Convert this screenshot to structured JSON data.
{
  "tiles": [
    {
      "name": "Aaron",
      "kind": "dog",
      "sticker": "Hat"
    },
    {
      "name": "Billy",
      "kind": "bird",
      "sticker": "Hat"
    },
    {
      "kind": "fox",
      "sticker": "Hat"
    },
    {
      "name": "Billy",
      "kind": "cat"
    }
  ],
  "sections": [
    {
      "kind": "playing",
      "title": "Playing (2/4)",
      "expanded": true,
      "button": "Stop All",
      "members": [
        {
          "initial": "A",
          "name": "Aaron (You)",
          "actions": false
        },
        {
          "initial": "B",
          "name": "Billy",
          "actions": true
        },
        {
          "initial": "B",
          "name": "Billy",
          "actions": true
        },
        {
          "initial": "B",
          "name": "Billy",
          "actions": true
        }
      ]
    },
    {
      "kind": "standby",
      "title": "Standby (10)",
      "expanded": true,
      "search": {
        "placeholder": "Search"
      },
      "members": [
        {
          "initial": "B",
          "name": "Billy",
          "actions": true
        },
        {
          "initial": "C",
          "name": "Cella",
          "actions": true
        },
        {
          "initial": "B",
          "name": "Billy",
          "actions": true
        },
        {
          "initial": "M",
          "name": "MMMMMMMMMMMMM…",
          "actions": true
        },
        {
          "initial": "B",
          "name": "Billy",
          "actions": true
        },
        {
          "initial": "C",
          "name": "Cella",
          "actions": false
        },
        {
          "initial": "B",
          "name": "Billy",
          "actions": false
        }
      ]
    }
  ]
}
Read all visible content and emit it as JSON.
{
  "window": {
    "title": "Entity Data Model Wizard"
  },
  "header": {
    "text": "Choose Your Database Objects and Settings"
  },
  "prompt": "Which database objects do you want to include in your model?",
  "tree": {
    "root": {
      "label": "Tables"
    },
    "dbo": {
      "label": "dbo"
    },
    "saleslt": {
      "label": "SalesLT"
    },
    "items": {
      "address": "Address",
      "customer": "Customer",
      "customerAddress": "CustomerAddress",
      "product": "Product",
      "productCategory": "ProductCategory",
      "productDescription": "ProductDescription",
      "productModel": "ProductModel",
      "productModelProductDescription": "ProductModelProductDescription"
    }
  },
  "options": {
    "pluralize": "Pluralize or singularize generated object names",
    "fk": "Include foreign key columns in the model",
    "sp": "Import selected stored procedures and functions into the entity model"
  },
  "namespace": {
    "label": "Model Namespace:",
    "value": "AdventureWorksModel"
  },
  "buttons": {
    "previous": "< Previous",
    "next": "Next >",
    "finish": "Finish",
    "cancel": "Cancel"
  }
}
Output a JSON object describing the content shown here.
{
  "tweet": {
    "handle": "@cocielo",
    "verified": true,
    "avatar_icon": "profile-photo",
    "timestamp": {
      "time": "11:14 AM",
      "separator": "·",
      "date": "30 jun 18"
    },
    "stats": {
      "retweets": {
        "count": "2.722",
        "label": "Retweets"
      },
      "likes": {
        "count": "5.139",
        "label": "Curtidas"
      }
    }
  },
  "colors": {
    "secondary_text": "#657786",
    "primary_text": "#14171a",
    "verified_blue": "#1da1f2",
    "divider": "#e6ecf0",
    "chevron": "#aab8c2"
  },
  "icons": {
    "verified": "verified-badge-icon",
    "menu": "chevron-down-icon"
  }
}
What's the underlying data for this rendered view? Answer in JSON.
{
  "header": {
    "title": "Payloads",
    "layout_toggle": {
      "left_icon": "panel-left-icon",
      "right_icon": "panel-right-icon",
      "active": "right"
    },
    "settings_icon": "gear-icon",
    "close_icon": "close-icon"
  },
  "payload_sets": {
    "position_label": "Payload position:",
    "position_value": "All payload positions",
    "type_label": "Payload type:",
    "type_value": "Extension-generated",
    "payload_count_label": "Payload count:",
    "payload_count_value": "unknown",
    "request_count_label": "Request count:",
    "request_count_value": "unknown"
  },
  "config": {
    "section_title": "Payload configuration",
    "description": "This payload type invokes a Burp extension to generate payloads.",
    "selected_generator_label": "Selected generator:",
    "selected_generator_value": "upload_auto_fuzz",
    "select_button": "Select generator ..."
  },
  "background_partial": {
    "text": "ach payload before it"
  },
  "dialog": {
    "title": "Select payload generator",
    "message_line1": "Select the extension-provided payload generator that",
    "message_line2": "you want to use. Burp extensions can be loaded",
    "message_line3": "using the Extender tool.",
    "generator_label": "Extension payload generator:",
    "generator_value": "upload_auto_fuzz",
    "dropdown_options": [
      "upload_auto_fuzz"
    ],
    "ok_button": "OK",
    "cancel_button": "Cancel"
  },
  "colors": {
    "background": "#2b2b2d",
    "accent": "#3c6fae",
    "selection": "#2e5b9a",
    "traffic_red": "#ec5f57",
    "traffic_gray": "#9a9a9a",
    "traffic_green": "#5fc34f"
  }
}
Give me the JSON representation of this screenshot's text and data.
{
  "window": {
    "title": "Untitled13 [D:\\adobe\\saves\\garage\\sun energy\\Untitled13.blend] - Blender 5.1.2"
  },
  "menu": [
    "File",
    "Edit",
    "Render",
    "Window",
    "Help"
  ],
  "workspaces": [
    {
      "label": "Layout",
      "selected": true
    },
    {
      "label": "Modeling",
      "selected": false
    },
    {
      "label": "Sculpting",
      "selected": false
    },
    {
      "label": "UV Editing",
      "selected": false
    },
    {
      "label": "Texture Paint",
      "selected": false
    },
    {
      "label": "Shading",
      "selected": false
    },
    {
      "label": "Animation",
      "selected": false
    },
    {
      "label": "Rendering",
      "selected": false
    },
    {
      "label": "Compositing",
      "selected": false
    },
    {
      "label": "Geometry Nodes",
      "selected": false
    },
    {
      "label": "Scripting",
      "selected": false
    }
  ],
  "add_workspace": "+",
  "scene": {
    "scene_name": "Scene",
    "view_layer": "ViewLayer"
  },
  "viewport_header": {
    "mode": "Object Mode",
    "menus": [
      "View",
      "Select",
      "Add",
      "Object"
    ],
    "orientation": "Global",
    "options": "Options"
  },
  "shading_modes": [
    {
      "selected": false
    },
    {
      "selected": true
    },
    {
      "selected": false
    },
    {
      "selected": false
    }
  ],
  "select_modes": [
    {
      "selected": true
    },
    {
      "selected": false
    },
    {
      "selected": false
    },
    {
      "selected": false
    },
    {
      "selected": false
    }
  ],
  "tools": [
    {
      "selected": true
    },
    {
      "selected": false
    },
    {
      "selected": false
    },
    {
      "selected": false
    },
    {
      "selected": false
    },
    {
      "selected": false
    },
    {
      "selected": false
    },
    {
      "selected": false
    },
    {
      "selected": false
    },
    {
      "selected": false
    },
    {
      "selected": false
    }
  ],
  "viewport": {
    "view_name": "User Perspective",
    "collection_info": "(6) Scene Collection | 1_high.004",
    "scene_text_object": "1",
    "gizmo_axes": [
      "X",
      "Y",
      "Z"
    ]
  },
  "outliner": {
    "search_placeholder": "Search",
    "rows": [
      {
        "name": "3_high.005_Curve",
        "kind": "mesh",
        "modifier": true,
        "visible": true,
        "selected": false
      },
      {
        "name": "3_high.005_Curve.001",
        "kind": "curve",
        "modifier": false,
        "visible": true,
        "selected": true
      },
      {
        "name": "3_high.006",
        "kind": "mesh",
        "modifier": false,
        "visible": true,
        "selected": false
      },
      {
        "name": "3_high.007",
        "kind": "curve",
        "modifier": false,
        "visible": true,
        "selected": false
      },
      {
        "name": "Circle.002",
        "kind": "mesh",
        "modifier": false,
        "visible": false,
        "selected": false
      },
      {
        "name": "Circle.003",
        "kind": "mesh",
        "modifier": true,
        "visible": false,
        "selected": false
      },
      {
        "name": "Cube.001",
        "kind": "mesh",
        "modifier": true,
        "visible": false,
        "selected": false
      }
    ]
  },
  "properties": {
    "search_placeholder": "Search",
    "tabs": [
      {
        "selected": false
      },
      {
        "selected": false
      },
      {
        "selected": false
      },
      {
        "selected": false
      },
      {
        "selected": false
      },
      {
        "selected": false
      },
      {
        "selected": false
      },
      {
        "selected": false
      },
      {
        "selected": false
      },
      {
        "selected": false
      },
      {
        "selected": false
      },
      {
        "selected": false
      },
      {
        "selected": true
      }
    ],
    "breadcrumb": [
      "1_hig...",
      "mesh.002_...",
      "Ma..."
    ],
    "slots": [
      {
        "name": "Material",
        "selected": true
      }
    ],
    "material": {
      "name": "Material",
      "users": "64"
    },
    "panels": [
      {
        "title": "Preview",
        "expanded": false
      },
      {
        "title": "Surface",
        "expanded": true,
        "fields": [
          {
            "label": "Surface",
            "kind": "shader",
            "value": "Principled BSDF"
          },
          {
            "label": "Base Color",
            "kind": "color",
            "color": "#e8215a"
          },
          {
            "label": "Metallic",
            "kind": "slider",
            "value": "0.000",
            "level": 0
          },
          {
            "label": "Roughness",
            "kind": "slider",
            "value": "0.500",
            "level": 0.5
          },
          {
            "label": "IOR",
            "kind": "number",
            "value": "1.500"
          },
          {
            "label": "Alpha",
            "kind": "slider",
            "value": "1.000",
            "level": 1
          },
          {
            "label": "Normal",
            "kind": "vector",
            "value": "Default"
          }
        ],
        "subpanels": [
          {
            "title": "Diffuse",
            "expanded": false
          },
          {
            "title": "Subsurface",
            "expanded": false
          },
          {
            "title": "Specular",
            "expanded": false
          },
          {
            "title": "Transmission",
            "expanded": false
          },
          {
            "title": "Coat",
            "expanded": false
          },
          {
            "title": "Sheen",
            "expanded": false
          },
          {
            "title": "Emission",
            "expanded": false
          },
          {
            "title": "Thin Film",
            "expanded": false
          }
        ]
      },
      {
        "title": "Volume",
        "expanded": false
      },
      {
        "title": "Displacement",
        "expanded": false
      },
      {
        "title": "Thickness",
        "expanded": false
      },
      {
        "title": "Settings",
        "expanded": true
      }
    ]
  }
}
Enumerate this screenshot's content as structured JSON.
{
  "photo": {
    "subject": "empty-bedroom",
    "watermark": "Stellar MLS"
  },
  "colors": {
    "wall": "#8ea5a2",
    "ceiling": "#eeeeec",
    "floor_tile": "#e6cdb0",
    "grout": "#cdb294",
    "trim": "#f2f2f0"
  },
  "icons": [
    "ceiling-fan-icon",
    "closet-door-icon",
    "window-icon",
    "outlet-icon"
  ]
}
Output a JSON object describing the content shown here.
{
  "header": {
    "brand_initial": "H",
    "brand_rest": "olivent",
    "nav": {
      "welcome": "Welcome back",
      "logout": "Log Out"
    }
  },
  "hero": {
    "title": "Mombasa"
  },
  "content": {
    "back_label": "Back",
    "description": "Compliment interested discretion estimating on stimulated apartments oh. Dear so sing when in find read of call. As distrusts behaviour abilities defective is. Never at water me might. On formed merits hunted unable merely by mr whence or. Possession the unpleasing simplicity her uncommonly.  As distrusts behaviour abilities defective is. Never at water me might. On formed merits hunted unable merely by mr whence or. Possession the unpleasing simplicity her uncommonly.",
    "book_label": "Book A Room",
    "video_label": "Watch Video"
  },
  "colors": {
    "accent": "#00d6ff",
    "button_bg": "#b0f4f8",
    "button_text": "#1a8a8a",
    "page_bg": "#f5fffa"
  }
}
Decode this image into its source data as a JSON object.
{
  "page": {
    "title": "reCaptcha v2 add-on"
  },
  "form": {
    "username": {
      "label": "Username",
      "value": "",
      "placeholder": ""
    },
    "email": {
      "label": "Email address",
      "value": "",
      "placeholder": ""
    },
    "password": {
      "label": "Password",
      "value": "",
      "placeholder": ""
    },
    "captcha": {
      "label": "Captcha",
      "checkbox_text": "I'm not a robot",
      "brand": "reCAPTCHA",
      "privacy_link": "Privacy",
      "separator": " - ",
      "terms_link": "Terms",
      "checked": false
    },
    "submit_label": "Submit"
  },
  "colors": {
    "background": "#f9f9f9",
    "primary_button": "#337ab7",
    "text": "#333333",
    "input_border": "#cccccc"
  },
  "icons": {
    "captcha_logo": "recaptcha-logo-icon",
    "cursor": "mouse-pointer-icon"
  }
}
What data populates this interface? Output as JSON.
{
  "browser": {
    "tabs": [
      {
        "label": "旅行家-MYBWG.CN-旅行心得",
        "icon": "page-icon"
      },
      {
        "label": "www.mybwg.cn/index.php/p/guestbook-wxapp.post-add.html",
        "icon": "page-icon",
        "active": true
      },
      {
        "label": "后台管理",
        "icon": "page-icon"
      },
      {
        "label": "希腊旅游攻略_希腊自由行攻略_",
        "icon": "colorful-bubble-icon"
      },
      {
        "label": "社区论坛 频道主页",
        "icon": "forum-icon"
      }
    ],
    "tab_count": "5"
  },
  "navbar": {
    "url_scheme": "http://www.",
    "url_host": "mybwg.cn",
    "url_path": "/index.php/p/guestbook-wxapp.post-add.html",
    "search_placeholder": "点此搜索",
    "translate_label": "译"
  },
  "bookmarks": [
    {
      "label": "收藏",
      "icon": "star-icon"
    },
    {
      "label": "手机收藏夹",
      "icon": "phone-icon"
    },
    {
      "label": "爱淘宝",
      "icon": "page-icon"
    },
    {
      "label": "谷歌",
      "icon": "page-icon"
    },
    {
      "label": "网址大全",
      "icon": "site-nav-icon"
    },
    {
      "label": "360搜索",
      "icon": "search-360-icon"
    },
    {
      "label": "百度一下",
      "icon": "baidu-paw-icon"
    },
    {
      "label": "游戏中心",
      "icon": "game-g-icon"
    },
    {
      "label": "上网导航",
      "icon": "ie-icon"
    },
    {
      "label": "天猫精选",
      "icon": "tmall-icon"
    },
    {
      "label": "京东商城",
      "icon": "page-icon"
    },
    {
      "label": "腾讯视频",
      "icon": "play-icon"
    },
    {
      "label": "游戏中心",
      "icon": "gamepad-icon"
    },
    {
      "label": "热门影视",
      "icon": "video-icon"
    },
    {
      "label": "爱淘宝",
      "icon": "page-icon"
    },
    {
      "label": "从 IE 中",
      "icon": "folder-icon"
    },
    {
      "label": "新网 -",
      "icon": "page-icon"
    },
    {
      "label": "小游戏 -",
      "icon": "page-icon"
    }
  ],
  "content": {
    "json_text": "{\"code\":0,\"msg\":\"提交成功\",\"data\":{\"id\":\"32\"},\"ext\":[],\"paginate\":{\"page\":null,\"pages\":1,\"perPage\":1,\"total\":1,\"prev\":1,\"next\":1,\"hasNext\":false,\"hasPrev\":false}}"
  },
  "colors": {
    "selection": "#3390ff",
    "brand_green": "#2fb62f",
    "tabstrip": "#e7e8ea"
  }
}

- [WHAT THE EXERCISE ASKS]:
Out of the material above, select every line that holds the string "post".

- [ANSWER TO THIS EXERCISE]:
        "label": "www.mybwg.cn/index.php/p/guestbook-wxapp.post-add.html",
    "url_path": "/index.php/p/guestbook-wxapp.post-add.html",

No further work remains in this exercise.